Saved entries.
^^^^

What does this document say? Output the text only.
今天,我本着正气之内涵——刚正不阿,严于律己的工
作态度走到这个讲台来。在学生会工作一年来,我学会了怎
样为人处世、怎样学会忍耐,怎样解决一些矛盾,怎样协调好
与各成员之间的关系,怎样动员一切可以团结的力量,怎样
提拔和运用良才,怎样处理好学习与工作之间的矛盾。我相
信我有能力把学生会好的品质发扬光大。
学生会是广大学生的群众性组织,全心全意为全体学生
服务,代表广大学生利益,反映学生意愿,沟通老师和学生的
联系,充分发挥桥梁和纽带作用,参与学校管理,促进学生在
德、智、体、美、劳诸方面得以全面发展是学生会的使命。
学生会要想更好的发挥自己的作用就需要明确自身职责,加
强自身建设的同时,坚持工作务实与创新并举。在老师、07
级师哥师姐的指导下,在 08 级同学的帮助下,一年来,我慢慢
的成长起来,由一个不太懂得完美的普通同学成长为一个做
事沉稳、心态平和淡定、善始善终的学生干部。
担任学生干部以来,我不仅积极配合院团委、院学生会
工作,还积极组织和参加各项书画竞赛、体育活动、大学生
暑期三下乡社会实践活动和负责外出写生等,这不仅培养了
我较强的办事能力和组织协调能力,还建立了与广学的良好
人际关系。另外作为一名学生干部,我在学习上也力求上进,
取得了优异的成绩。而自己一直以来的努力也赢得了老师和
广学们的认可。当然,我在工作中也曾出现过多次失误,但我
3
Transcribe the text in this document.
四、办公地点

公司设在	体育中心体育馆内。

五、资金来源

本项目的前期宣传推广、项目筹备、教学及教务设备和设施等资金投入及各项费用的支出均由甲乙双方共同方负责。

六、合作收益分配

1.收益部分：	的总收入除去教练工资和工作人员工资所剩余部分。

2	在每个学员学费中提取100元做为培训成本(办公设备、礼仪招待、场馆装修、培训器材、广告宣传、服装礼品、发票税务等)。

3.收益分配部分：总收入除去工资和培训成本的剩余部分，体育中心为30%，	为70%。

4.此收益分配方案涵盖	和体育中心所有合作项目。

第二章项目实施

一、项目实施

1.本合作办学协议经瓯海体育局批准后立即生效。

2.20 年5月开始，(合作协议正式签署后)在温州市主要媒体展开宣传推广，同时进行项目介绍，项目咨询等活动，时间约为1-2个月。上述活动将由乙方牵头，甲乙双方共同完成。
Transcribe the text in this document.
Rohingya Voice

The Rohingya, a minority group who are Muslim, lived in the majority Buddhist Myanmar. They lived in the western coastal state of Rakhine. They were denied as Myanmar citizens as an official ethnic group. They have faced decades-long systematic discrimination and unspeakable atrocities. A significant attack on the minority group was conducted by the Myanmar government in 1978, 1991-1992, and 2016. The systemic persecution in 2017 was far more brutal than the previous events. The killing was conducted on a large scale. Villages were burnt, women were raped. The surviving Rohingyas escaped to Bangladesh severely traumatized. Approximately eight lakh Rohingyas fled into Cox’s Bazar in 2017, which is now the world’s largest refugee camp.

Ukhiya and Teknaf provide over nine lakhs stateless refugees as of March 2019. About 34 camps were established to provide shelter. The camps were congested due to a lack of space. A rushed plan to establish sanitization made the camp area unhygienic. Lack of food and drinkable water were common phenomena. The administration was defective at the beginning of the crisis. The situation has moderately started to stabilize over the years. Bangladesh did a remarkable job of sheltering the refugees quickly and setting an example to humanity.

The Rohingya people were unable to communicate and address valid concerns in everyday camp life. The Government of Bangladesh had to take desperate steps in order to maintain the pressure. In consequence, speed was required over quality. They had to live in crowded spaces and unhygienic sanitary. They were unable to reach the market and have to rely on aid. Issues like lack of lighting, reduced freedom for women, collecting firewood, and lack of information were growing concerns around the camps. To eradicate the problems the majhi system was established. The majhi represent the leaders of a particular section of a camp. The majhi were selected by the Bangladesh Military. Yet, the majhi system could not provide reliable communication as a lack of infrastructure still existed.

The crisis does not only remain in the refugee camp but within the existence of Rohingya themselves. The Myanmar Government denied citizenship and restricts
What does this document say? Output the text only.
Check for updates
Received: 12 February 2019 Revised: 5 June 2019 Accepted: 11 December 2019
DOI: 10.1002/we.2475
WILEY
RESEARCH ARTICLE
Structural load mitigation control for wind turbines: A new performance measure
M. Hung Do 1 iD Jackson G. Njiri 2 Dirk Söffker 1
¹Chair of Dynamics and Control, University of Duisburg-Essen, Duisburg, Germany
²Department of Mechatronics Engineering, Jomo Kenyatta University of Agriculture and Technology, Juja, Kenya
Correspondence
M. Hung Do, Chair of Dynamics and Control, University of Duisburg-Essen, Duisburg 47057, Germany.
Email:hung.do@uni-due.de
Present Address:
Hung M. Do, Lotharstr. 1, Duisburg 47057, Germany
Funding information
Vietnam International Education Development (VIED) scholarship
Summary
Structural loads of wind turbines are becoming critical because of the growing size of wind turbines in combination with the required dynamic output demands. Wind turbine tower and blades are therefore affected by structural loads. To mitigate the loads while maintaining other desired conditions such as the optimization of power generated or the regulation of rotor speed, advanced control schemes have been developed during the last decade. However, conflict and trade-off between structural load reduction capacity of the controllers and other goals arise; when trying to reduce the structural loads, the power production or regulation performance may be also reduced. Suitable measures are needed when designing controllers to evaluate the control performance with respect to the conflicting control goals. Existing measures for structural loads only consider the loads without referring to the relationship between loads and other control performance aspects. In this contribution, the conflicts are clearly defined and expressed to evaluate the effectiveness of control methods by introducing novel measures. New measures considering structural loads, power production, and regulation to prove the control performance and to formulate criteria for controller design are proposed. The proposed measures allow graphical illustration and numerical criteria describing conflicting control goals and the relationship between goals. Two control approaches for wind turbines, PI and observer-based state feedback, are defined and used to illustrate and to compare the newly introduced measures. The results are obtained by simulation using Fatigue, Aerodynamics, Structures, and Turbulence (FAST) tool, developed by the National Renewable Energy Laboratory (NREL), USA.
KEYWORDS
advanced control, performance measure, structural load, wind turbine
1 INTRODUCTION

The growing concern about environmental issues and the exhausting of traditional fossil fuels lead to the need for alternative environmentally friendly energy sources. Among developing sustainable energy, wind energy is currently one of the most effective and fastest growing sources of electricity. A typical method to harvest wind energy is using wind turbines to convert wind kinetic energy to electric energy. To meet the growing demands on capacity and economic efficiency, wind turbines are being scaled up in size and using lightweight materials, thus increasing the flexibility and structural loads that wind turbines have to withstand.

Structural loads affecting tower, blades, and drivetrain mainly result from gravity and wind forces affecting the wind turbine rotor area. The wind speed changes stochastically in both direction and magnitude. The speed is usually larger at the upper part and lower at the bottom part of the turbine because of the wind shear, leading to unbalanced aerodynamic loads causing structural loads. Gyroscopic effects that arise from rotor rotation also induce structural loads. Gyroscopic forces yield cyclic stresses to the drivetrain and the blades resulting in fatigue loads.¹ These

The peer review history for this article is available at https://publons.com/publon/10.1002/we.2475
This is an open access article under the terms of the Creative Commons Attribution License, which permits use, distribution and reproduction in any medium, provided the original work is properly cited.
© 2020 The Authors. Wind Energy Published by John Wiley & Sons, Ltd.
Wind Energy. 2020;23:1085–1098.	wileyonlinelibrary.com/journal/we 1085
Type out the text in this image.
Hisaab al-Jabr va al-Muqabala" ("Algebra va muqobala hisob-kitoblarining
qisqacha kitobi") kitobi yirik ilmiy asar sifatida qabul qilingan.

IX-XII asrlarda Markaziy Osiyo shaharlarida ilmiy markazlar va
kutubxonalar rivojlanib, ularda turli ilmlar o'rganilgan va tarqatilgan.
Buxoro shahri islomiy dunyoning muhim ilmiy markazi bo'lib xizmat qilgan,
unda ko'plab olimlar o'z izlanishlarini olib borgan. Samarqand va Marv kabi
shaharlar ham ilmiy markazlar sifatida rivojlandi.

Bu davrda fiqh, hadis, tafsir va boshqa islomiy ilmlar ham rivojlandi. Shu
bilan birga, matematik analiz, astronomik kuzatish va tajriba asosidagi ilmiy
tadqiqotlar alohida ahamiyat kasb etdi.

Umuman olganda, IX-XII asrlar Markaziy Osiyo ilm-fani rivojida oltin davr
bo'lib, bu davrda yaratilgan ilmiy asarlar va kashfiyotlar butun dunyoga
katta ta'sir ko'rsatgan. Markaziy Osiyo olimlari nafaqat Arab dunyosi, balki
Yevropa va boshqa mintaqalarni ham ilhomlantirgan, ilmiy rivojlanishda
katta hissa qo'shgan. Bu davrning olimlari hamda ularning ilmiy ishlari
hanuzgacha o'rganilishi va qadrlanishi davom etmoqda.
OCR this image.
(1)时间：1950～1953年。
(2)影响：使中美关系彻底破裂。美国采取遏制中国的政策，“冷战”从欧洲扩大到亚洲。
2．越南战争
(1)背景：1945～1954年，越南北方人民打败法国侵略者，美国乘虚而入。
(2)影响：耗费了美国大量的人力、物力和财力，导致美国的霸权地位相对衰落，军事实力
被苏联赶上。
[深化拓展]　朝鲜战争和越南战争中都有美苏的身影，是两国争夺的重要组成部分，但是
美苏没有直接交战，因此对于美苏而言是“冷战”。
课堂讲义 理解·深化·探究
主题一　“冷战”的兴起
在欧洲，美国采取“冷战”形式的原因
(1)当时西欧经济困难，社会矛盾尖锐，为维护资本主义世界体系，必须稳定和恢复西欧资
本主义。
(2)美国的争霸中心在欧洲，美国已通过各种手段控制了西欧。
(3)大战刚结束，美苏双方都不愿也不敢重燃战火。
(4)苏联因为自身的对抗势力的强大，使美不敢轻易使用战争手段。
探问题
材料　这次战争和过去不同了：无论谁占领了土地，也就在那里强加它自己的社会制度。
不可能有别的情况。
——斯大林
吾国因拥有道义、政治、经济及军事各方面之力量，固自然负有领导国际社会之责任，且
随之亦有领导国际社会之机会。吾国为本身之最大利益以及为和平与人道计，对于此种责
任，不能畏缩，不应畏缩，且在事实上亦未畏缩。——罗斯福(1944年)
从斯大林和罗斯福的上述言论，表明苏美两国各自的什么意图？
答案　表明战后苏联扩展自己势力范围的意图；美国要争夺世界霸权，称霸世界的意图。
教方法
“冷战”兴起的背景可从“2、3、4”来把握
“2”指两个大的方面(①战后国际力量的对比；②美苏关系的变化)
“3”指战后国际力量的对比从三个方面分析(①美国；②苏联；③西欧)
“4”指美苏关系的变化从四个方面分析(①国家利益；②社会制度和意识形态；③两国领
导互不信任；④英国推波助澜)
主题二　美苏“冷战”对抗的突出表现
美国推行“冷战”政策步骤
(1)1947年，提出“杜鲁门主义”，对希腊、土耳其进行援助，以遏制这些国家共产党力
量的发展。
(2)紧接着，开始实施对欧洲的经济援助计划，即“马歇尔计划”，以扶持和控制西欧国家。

^^^^

GIVEN REQUEST. Tally the lines of the preceding listing in which the word "Markaziy" appears; state nothing but the total.

SOLUTION FOR THIS EXERCISE. 3